*Exercise details:*
Go through the entries one line at a time, and gather every line that has the word "value".

(Figure collection entries)
- - - - - - -

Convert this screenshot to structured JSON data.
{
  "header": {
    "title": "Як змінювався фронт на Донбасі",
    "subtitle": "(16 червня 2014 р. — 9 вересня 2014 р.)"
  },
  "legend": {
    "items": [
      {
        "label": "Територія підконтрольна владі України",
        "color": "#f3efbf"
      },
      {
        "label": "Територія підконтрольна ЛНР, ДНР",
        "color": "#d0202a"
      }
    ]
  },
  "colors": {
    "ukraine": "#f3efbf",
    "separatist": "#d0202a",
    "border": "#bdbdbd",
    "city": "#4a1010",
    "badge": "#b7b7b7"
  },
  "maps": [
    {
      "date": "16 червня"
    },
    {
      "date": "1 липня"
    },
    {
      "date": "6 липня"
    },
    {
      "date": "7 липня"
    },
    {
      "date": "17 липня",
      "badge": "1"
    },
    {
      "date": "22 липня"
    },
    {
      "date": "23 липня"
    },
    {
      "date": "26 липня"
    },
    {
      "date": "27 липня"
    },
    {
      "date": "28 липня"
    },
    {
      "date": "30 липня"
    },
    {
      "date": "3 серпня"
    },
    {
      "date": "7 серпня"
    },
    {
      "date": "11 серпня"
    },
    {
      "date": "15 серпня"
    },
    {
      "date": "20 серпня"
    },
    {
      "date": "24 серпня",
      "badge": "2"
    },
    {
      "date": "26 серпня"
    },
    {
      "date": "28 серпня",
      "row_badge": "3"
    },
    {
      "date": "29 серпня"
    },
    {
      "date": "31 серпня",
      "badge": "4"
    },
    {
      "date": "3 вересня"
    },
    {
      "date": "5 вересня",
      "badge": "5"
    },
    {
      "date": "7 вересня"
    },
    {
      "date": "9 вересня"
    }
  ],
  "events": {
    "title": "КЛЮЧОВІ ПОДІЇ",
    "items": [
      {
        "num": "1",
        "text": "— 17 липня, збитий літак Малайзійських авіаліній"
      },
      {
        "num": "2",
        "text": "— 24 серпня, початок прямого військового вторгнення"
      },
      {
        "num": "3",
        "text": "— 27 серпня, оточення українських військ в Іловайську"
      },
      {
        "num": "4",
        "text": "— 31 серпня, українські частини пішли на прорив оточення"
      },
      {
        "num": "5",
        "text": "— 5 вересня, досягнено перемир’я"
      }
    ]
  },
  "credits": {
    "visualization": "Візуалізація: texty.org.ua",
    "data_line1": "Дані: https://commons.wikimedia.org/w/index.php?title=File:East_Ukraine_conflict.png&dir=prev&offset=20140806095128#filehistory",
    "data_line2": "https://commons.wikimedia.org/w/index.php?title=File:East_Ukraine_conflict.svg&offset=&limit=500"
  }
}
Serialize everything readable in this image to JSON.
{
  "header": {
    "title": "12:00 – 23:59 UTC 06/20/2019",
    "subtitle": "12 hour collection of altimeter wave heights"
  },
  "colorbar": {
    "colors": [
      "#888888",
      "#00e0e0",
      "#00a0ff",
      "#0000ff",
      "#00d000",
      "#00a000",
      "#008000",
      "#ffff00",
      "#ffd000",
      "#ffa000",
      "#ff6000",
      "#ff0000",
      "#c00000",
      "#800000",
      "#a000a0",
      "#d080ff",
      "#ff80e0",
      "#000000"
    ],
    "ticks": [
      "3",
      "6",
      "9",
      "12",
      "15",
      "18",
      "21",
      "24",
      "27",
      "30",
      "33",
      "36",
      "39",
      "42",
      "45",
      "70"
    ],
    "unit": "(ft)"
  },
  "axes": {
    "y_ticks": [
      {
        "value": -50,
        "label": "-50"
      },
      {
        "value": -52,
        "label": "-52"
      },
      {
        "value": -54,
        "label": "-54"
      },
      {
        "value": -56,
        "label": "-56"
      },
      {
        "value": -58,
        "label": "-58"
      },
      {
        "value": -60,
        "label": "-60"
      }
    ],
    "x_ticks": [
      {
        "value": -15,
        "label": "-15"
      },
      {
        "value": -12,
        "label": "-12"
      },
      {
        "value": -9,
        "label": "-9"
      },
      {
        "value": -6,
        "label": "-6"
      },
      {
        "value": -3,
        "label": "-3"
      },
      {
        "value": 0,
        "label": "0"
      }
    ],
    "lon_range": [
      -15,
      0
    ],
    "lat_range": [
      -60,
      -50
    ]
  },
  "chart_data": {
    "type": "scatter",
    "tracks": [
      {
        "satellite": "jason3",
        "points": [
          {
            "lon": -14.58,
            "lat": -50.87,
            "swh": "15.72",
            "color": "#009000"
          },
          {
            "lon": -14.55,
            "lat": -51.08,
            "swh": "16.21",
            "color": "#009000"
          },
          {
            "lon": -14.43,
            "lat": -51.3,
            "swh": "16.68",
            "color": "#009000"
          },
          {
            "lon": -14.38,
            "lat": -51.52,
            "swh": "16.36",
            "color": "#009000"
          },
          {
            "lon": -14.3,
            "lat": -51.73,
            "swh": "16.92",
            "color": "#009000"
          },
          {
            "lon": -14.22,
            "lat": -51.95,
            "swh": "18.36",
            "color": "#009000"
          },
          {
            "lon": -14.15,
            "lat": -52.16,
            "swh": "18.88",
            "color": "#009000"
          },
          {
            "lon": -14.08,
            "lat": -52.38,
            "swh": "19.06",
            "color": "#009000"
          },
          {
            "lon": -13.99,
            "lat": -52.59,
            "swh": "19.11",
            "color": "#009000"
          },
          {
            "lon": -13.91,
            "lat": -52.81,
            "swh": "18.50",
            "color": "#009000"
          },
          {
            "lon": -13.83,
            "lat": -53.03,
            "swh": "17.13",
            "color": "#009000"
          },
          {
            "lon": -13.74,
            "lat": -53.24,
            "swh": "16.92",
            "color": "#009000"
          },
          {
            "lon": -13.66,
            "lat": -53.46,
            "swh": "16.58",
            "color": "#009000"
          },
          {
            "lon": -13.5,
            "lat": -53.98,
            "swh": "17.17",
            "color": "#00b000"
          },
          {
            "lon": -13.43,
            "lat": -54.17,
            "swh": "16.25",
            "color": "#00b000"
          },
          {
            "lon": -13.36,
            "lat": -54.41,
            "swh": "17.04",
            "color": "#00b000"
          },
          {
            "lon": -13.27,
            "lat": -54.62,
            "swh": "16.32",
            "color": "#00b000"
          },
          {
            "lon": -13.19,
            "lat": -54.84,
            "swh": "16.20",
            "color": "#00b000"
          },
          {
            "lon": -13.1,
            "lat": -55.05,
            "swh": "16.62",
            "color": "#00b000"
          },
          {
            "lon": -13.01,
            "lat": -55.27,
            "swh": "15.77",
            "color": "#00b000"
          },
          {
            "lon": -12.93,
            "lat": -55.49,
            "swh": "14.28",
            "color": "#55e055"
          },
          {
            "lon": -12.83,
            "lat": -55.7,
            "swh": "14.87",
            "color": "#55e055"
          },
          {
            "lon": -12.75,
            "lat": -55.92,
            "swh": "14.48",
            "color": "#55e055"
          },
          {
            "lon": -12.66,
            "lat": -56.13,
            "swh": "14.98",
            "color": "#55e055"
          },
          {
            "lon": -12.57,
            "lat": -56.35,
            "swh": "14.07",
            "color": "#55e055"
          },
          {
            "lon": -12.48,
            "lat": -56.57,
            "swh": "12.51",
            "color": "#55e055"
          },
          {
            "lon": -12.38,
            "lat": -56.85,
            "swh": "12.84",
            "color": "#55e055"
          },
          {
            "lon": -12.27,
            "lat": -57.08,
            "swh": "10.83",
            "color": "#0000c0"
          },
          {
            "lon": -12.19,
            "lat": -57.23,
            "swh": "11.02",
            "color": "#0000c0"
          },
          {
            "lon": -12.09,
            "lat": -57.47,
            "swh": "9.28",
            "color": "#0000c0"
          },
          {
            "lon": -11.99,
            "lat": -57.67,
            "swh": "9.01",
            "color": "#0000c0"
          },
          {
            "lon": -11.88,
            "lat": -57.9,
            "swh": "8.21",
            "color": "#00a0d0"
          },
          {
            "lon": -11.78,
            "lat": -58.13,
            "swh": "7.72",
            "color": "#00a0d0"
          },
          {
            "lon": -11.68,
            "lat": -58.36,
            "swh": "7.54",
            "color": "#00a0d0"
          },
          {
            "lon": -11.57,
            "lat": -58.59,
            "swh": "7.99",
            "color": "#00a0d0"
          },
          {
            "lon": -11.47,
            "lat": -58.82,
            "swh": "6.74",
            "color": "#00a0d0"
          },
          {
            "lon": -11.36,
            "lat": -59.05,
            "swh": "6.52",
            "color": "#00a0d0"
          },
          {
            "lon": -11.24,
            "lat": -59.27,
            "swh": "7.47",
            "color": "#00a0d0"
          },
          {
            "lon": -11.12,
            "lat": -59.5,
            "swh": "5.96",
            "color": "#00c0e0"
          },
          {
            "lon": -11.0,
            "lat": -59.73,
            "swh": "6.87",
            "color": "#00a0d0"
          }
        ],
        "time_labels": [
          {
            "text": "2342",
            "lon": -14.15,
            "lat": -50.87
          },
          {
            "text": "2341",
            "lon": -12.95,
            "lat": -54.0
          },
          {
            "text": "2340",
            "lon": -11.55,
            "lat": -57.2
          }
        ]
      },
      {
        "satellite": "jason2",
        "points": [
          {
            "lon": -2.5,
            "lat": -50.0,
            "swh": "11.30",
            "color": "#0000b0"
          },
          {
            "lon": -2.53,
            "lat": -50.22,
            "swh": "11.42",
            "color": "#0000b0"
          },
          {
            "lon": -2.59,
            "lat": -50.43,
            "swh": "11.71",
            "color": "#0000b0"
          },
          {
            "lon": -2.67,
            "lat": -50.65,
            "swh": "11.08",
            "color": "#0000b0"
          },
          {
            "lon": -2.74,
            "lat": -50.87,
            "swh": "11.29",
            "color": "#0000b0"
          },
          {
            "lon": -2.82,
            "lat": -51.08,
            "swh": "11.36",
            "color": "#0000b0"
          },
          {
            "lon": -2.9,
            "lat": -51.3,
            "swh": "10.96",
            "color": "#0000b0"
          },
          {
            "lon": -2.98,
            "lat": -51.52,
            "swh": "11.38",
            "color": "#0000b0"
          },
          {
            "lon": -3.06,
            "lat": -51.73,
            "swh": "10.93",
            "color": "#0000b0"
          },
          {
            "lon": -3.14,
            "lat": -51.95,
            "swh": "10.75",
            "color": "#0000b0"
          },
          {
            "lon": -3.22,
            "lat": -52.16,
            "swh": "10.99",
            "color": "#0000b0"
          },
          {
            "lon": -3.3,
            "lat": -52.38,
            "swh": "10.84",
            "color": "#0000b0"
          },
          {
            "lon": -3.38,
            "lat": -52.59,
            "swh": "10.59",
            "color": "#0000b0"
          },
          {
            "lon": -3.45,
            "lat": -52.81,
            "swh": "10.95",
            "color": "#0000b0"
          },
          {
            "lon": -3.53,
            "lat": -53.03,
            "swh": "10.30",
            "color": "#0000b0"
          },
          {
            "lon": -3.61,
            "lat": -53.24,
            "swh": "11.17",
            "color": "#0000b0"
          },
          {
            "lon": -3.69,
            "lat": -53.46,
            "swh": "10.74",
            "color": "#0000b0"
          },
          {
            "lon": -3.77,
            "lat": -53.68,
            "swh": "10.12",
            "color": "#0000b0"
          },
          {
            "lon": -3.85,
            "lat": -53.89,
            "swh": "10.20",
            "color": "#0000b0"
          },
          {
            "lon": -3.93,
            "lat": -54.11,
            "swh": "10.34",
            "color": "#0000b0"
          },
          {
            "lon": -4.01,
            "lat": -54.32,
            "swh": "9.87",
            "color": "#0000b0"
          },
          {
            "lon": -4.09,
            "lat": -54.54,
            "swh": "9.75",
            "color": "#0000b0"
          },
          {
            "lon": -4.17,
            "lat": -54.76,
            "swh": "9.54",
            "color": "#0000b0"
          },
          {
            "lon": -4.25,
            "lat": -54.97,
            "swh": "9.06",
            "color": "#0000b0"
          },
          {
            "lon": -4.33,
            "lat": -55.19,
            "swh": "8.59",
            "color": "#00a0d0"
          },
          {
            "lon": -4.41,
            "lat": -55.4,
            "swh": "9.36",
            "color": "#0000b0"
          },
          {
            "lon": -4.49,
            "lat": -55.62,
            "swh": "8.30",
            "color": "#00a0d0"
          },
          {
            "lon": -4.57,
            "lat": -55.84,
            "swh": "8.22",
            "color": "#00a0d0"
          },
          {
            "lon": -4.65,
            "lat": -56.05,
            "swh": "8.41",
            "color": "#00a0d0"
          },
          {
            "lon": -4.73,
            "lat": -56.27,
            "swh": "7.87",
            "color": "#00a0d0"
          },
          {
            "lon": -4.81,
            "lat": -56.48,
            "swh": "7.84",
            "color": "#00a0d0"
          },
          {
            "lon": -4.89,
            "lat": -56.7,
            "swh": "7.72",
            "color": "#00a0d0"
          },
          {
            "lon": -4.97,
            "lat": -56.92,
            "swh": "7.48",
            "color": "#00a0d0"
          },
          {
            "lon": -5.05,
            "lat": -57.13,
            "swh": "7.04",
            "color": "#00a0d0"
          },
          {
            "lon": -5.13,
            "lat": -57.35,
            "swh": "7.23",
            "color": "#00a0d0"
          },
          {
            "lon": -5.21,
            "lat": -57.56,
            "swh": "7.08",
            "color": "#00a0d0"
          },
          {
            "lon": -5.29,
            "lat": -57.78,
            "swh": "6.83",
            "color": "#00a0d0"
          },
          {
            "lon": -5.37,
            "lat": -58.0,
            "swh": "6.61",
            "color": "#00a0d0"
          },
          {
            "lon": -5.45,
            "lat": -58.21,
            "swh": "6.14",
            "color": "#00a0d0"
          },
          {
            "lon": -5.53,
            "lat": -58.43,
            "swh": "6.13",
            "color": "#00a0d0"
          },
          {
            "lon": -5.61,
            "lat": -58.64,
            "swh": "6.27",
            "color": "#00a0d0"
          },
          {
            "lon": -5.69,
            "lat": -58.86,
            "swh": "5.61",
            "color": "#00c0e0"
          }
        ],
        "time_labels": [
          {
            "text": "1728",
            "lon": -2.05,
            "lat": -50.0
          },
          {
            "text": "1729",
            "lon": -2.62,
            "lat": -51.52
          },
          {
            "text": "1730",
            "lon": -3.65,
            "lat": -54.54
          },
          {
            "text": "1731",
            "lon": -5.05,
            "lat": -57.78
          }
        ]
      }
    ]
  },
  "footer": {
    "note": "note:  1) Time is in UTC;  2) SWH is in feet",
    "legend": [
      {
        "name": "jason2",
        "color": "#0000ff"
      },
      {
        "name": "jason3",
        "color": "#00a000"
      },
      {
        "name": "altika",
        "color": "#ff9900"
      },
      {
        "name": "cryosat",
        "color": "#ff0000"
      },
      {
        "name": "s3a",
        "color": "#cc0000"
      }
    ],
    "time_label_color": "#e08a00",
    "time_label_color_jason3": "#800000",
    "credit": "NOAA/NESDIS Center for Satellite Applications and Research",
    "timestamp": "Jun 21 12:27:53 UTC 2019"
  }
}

- - - - - - -

*Task solution:*
        "value": -50,
        "value": -52,
        "value": -54,
        "value": -56,
        "value": -58,
        "value": -60,
        "value": -15,
        "value": -12,
        "value": -9,
        "value": -6,
        "value": -3,
        "value": 0,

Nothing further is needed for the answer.